**INFORMATION SUPPLIED**

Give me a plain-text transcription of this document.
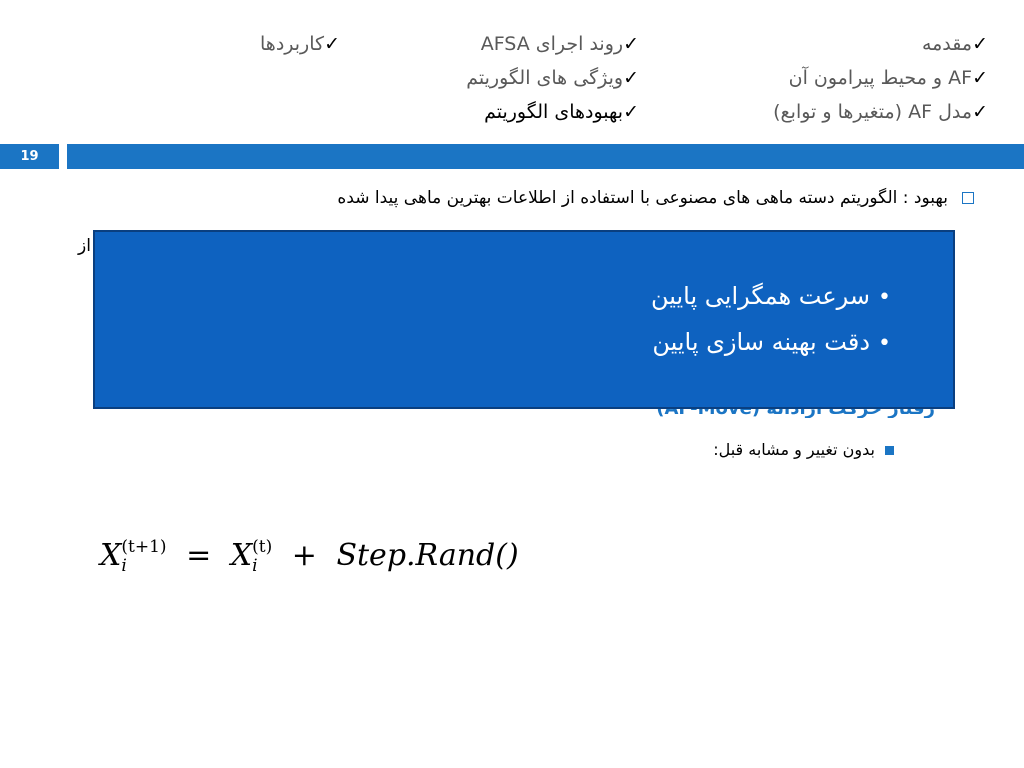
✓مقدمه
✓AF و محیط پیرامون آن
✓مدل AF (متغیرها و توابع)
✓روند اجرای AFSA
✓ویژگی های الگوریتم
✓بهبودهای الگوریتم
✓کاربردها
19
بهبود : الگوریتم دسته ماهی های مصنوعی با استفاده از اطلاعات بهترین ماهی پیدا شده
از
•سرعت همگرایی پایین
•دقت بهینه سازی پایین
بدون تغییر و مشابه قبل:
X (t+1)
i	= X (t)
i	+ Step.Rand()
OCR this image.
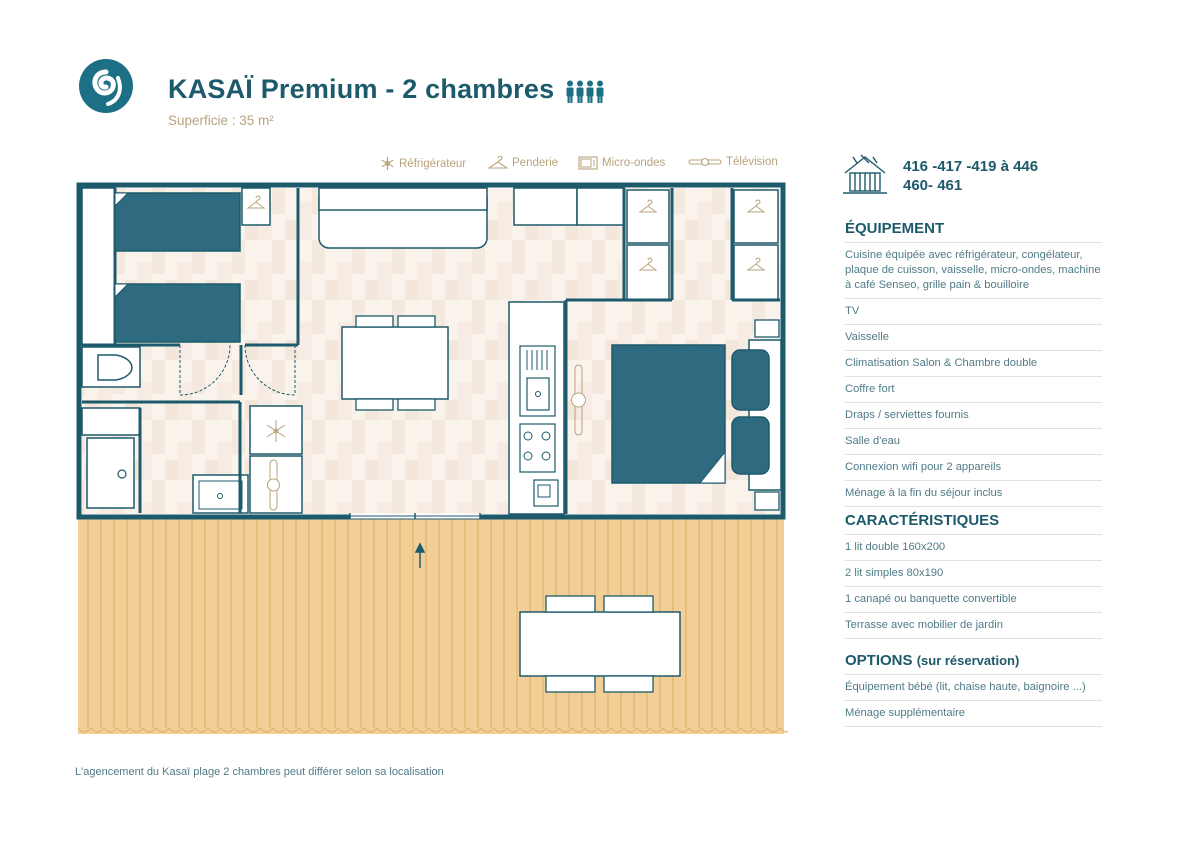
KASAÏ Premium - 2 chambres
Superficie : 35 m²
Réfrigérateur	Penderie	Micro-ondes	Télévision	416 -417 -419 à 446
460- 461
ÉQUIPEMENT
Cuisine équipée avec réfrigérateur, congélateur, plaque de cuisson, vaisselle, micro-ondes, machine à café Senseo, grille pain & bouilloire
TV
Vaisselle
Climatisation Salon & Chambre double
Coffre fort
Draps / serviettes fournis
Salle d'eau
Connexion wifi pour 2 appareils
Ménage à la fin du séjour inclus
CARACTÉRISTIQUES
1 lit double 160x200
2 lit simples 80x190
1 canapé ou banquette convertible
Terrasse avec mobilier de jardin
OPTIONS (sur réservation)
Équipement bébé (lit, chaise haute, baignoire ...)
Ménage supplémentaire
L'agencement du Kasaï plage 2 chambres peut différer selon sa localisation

**STATED GOAL**
Read through the entries and copy each line in which "ondes" appears.

**TASK ANSWER**
Réfrigérateur	Penderie	Micro-ondes	Télévision	416 -417 -419 à 446
Cuisine équipée avec réfrigérateur, congélateur, plaque de cuisson, vaisselle, micro-ondes, machine à café Senseo, grille pain & bouilloire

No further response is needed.